Pada saat negara kita bercirikan negara birokratik otoriter dibawah Soeharto, kepala daerah seperti gubernur adalah perpanjangan tangan dari kekuasaan pusat di Jakarta. Dengan demikian gubernur ditunjuk atau diangkat langsung oleh presiden untuk menjabat di salah satu provinsi. Begitupun dengan walikota dan bupati memiliki garis hirarki instruksi dari atas kebawah, dimana presiden atau gubernur lah yang memberikan mandat pada mereka untuk memerintah atas sebuah kota atau kabupaten. Dalam kasus masa Soeharto ini banyak dari pejabat gubernur ataupun walikota/bupati yang diangkat berasal dari TNI Angkatan Darat.

Pasca jatuhnya Soeharto dan rezim birokratik otoritariannya, sistem tata pemerintahan yang dijalankan Soeharto dianggap sebagai tidak demokratis dan harus direformasi. Namun gaya pemerintahan Soeharto juga bukan tanpa prestasi, pada masa itu kordinasi antar kepala daerah dengan pemerintah diatasnya berlangsung cepat dan efisien, kepala daerah tidak (berani) bertindak sendiri tanpa ada persetujuan dari pemerintah diatasnya dengan demikian minim terjadi korupsi kepala daerah yang merampok kekayaan daerahnya sendiri.

Pseudo Democracy

Para reformis kemudian berikhtiar bahwa kekuasaan yang sentralistis seperti pada masa Soeharto harus dihapuskan. Maka sejak itu kita sering mendengar istilah desentralisasi, yang tujuannya adalah mengurangi kekuasaan negara yang terpusat pada ibukota negara. Kekuasaan tidak boleh lagi dipusatkan melainkan harus tersebar pada setiap daerah di seluruh negara kepulauan Indonesia.

Kekuasaan terpusat ditenggarai sebagai penyebab korupsi birokrasi yang terjadi pada masa Soeharto. Sebagai implementasi dari ide desentralisasi maka diwujudkanlah program Otonomi Daerah. Otonomi daerah ini memberikan keleluasaan bagi daerah untuk mengelola dan mengatur daerahnya sendiri, termasuk mengelola sumber-sumber kekayaan alam yang ada didaerahnya untuk kepentingan daerah tersebut. Kemudian setelah berlakunya UU No.32 tahun 2004 tentang Otonomi Daerah, ditengah semangat demokratisasi diperkenalkanlah sistem pemilihan langsung untuk pemilu kepala daerah di Indonesia. Juni 2005 pilkada langsung pertama di Indonesia dilaksanakan di kabupaten Kutai Kertanegara, Kalimantan Timur.

Hampir Sepuluh tahun sudah sejak pemilihan langsung diperkenalkan pada rakyat Indonesia, euforia demokrasi pasca reformasi masih menggebu-gebu ditengah masyarakat saat pertama kali didaulat menentukan langsung siapa kepala daerahnya dan bahkan presidennya. Namun dalam sepuluh tahun ini juga kita menyaksikan bahwa pemilihan langsung kepala daerah (pilkada) juga menjadi penyebab munculnya ‘penyakit-penyakit’ baru dalam kehidupan bernegara kita.

Entri kotak pembatas:
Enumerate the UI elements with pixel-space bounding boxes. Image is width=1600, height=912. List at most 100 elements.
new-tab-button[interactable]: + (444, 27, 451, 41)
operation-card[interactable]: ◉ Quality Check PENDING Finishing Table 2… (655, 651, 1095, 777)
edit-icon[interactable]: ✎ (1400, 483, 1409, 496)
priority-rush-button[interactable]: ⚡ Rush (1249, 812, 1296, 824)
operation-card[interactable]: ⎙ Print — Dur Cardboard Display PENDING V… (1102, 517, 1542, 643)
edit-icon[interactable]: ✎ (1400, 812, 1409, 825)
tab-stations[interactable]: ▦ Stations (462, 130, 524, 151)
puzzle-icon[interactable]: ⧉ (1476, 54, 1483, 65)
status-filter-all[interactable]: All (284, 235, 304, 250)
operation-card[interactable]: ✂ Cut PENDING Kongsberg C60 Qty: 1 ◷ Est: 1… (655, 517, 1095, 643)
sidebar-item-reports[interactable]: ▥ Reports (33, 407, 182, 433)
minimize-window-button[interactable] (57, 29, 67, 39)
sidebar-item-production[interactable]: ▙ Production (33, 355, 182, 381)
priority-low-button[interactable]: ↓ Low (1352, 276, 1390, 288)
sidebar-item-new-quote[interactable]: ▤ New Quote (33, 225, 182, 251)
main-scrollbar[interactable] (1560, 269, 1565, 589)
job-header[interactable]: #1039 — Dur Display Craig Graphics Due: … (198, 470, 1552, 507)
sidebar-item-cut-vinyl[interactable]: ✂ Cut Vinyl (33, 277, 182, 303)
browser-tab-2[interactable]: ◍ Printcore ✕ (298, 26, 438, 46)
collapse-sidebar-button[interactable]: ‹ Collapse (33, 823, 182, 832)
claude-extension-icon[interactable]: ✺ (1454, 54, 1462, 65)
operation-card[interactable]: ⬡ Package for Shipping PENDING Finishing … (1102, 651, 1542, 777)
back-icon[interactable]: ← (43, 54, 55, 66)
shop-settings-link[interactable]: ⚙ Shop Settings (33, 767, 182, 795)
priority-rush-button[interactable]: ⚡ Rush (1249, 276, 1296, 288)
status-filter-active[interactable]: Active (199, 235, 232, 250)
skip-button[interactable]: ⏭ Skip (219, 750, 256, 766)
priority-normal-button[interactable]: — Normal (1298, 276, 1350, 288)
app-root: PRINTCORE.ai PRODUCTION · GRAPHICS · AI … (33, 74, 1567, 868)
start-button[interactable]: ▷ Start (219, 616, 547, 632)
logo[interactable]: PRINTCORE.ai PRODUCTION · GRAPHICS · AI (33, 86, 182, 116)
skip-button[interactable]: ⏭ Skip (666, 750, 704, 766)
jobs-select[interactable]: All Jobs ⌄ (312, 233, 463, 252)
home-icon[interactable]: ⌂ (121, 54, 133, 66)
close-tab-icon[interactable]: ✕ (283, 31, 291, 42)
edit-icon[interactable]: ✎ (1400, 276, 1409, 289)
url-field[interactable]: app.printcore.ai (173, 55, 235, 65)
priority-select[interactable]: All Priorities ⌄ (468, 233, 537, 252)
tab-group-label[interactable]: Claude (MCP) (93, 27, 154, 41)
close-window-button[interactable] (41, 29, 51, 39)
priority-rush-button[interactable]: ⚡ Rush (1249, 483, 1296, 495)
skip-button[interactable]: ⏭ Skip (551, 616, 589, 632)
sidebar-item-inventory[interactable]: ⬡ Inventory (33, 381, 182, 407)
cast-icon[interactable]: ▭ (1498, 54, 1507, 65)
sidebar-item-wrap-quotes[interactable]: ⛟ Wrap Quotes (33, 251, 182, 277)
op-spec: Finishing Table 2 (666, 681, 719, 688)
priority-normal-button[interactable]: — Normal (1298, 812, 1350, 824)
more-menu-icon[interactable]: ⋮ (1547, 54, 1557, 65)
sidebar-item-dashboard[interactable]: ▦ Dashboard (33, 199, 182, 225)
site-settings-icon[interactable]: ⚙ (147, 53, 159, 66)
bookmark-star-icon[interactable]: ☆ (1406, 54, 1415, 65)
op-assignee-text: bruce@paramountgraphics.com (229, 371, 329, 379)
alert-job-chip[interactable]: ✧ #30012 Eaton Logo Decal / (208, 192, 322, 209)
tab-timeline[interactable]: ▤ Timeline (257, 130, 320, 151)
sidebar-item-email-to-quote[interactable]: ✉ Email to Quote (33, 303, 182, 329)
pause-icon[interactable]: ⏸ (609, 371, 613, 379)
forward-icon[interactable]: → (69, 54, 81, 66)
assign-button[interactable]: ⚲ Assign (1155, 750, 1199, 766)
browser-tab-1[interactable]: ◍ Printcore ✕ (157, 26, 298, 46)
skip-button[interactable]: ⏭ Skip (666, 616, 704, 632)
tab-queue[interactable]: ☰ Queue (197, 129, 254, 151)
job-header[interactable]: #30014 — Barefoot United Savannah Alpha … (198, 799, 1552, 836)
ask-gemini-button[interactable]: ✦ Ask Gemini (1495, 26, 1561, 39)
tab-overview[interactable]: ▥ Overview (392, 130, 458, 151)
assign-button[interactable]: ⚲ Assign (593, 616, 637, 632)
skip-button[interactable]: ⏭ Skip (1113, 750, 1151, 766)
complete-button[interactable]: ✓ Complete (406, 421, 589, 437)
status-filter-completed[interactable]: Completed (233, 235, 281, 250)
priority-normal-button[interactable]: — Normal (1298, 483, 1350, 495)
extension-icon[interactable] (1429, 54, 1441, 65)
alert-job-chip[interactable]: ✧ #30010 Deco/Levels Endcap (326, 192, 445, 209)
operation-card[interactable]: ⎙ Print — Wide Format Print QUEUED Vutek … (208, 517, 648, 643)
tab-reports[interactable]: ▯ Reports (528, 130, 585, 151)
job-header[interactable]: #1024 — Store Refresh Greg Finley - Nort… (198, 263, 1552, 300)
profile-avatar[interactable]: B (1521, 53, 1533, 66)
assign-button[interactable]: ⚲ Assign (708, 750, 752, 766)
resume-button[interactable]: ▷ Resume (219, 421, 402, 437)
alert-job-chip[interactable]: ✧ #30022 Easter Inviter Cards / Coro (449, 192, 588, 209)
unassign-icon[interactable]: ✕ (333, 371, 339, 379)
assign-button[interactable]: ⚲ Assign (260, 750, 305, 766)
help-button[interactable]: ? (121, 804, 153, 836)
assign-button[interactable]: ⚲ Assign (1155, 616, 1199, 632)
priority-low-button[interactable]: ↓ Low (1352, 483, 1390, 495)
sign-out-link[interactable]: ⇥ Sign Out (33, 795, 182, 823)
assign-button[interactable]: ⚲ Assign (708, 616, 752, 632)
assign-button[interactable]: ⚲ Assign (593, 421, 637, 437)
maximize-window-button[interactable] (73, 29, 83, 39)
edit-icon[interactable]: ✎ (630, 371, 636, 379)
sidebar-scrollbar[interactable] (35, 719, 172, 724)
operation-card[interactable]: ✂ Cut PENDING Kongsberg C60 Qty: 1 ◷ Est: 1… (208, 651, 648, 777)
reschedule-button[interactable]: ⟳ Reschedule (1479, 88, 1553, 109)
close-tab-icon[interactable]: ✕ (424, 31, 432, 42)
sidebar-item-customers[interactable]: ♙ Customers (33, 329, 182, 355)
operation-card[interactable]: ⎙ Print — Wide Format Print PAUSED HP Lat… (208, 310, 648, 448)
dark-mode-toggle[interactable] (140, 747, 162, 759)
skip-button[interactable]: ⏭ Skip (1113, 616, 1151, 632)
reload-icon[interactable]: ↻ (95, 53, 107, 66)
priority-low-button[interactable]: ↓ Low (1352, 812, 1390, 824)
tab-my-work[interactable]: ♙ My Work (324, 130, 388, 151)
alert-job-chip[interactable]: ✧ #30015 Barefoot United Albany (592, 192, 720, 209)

*Tugas yang Diminta*. Tuliskan kembali bagian artikel tentang otonomi daerah yang dimulai pada "Pada saat negara" dan berakhir pada "TNI Angkatan Darat.", tanpa mengubah satu kata pun.

*Jawaban Benar*.
Pada saat negara kita bercirikan negara birokratik otoriter dibawah Soeharto, kepala daerah seperti gubernur adalah perpanjangan tangan dari kekuasaan pusat di Jakarta. Dengan demikian gubernur ditunjuk atau diangkat langsung oleh presiden untuk menjabat di salah satu provinsi. Begitupun dengan walikota dan bupati memiliki garis hirarki instruksi dari atas kebawah, dimana presiden atau gubernur lah yang memberikan mandat pada mereka untuk memerintah atas sebuah kota atau kabupaten. Dalam kasus masa Soeharto ini banyak dari pejabat gubernur ataupun walikota/bupati yang diangkat berasal dari TNI Angkatan Darat.